[start]
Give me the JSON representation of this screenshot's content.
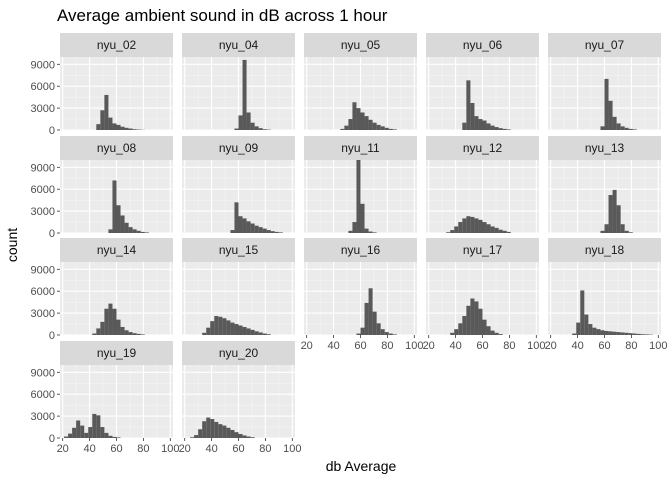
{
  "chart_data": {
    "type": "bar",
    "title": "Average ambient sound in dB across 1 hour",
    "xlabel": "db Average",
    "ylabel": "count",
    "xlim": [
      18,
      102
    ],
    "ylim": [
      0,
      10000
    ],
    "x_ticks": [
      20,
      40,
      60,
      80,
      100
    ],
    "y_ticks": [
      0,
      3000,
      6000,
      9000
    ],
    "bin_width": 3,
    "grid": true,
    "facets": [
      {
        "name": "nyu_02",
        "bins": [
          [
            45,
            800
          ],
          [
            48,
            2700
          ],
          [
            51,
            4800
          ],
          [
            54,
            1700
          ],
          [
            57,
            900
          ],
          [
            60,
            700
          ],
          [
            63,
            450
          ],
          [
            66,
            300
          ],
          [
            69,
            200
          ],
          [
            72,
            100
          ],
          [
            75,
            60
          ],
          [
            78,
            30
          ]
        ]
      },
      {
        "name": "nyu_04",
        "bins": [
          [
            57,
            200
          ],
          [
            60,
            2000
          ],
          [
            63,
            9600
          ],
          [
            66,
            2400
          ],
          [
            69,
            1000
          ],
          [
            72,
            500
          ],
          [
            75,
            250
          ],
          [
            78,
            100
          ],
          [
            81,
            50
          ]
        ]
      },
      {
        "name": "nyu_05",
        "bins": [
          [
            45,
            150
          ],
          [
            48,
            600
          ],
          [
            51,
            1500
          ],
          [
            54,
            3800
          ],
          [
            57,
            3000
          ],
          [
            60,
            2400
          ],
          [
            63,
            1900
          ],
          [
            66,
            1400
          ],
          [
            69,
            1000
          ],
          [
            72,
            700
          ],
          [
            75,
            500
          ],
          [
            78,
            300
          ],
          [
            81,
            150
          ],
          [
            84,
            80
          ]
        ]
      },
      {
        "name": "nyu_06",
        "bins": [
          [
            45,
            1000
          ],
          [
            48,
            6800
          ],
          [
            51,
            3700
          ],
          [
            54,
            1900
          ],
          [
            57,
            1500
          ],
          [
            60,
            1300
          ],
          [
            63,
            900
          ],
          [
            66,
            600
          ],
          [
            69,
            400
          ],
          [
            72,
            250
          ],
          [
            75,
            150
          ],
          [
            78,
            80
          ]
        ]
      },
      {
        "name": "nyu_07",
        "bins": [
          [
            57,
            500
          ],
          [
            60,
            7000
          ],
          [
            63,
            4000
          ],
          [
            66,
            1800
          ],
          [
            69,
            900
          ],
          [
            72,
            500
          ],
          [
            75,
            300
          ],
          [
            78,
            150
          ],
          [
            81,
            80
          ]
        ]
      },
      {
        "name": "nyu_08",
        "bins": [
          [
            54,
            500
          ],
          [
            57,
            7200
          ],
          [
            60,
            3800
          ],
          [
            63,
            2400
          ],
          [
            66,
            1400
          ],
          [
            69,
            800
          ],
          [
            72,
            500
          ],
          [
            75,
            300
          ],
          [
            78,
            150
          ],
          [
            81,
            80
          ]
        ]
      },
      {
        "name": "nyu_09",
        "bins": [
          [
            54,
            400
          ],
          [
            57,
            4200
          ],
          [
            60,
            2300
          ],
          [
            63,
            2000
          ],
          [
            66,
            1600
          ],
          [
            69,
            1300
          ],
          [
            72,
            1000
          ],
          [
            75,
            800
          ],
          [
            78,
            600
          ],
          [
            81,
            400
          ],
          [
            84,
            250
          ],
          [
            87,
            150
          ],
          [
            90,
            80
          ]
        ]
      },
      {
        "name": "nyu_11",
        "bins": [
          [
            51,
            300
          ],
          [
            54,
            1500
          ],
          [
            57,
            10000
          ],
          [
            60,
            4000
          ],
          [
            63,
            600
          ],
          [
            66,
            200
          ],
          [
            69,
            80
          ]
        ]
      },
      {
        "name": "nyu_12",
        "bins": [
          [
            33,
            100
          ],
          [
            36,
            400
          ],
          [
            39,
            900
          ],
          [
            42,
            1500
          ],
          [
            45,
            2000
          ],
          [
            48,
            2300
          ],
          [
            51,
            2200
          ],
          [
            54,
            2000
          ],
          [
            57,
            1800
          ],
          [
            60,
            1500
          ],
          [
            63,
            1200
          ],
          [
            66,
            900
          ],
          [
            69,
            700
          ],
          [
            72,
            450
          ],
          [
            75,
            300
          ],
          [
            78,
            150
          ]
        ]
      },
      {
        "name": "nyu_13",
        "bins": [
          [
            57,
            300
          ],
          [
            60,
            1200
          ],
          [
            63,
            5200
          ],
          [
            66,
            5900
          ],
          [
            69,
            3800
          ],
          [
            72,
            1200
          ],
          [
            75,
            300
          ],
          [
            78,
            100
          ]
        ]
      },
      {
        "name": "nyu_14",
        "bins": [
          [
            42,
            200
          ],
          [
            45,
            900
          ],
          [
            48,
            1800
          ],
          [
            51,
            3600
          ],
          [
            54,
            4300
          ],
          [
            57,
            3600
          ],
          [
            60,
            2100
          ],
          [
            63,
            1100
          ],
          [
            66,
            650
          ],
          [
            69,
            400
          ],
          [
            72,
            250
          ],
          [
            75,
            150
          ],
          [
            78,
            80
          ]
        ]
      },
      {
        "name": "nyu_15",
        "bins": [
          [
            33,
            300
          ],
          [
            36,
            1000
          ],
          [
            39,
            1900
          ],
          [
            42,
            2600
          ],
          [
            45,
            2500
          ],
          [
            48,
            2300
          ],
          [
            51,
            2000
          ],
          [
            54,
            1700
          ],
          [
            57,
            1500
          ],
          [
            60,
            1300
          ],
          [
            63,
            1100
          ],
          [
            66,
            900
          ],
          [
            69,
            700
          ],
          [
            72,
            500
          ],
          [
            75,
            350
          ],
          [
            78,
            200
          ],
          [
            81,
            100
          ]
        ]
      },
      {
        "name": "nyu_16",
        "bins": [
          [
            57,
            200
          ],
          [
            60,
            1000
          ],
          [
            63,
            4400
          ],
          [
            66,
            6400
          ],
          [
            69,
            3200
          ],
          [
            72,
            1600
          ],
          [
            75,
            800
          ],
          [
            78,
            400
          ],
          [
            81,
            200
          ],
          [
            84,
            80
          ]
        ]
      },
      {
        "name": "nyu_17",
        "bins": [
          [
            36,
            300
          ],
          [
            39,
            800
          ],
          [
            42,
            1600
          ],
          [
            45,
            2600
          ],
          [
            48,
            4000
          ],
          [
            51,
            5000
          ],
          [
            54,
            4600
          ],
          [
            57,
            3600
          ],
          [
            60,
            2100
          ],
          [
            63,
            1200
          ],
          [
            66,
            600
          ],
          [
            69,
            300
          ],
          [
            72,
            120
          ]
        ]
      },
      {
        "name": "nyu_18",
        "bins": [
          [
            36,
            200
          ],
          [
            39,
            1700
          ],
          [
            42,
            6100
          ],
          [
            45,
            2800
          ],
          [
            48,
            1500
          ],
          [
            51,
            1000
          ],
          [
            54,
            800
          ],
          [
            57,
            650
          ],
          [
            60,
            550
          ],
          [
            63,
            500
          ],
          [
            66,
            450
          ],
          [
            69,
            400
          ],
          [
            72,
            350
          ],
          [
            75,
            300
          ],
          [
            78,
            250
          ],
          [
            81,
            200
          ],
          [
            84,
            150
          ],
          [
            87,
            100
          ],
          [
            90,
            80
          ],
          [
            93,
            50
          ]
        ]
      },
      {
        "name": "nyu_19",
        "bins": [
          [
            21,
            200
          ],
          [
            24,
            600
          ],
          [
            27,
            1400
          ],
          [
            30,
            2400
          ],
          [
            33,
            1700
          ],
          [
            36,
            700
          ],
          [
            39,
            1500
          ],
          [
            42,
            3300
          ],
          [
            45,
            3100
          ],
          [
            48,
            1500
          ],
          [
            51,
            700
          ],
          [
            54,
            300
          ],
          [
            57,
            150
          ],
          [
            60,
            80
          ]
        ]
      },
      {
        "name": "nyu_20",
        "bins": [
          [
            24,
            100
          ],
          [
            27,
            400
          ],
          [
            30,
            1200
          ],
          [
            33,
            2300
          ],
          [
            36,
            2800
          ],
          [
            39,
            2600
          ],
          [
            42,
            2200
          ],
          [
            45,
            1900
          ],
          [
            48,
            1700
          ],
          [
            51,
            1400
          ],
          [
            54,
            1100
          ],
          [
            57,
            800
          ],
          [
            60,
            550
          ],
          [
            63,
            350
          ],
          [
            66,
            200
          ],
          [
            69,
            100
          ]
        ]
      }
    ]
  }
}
[end]
### [INSTRUCTIONS TO FOLLOW]
Identify and copy lines that hold the string "Average".

### [PROBLEM SOLUTION]
    "title": "Average ambient sound in dB across 1 hour",
    "xlabel": "db Average",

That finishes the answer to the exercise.